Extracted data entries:
(begin)
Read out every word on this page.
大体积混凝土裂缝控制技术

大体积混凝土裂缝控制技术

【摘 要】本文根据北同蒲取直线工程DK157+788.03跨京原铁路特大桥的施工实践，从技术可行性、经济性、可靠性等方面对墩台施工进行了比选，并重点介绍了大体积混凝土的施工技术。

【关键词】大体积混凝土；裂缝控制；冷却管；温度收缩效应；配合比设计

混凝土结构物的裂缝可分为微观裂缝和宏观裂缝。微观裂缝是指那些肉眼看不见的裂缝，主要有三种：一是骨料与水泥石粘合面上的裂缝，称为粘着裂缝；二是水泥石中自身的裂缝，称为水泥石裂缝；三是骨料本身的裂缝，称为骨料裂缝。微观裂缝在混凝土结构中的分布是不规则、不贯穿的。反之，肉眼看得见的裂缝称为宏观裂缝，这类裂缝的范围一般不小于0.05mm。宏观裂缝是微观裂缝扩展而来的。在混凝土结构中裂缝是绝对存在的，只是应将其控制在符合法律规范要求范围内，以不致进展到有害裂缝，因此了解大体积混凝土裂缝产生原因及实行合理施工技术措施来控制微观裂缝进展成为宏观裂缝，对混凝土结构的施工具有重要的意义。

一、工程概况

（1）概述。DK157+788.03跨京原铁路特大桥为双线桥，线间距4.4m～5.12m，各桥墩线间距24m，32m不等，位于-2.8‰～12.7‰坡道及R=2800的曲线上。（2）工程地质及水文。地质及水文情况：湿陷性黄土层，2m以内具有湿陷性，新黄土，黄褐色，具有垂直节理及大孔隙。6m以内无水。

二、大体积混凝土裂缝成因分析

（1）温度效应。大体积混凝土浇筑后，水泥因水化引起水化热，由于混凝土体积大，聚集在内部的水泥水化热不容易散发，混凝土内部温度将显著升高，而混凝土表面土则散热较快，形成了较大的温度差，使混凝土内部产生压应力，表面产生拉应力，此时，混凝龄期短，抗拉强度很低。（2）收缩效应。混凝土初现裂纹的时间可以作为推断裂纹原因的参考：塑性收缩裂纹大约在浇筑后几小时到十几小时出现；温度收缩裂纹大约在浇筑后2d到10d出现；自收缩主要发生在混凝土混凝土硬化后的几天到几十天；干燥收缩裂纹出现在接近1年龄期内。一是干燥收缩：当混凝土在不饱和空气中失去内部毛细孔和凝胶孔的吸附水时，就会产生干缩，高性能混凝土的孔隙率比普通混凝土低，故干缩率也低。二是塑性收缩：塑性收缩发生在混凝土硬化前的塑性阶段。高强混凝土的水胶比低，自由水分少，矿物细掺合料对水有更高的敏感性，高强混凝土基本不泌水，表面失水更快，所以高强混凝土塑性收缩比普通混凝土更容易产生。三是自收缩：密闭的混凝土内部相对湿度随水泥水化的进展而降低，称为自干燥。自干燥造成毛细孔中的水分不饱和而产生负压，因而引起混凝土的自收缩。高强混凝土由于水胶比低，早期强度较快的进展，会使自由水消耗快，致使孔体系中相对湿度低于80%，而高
(end)
> **TASK PROMPT**
Extract every record. Keep wording exact.

> **EXERCISE RESPONSE**
Read out every word on this page.
大体积混凝土裂缝控制技术

大体积混凝土裂缝控制技术

【摘 要】本文根据北同蒲取直线工程DK157+788.03跨京原铁路特大桥的施工实践，从技术可行性、经济性、可靠性等方面对墩台施工进行了比选，并重点介绍了大体积混凝土的施工技术。

【关键词】大体积混凝土；裂缝控制；冷却管；温度收缩效应；配合比设计

混凝土结构物的裂缝可分为微观裂缝和宏观裂缝。微观裂缝是指那些肉眼看不见的裂缝，主要有三种：一是骨料与水泥石粘合面上的裂缝，称为粘着裂缝；二是水泥石中自身的裂缝，称为水泥石裂缝；三是骨料本身的裂缝，称为骨料裂缝。微观裂缝在混凝土结构中的分布是不规则、不贯穿的。反之，肉眼看得见的裂缝称为宏观裂缝，这类裂缝的范围一般不小于0.05mm。宏观裂缝是微观裂缝扩展而来的。在混凝土结构中裂缝是绝对存在的，只是应将其控制在符合法律规范要求范围内，以不致进展到有害裂缝，因此了解大体积混凝土裂缝产生原因及实行合理施工技术措施来控制微观裂缝进展成为宏观裂缝，对混凝土结构的施工具有重要的意义。

一、工程概况

（1）概述。DK157+788.03跨京原铁路特大桥为双线桥，线间距4.4m～5.12m，各桥墩线间距24m，32m不等，位于-2.8‰～12.7‰坡道及R=2800的曲线上。（2）工程地质及水文。地质及水文情况：湿陷性黄土层，2m以内具有湿陷性，新黄土，黄褐色，具有垂直节理及大孔隙。6m以内无水。

二、大体积混凝土裂缝成因分析

（1）温度效应。大体积混凝土浇筑后，水泥因水化引起水化热，由于混凝土体积大，聚集在内部的水泥水化热不容易散发，混凝土内部温度将显著升高，而混凝土表面土则散热较快，形成了较大的温度差，使混凝土内部产生压应力，表面产生拉应力，此时，混凝龄期短，抗拉强度很低。（2）收缩效应。混凝土初现裂纹的时间可以作为推断裂纹原因的参考：塑性收缩裂纹大约在浇筑后几小时到十几小时出现；温度收缩裂纹大约在浇筑后2d到10d出现；自收缩主要发生在混凝土混凝土硬化后的几天到几十天；干燥收缩裂纹出现在接近1年龄期内。一是干燥收缩：当混凝土在不饱和空气中失去内部毛细孔和凝胶孔的吸附水时，就会产生干缩，高性能混凝土的孔隙率比普通混凝土低，故干缩率也低。二是塑性收缩：塑性收缩发生在混凝土硬化前的塑性阶段。高强混凝土的水胶比低，自由水分少，矿物细掺合料对水有更高的敏感性，高强混凝土基本不泌水，表面失水更快，所以高强混凝土塑性收缩比普通混凝土更容易产生。三是自收缩：密闭的混凝土内部相对湿度随水泥水化的进展而降低，称为自干燥。自干燥造成毛细孔中的水分不饱和而产生负压，因而引起混凝土的自收缩。高强混凝土由于水胶比低，早期强度较快的进展，会使自由水消耗快，致使孔体系中相对湿度低于80%，而高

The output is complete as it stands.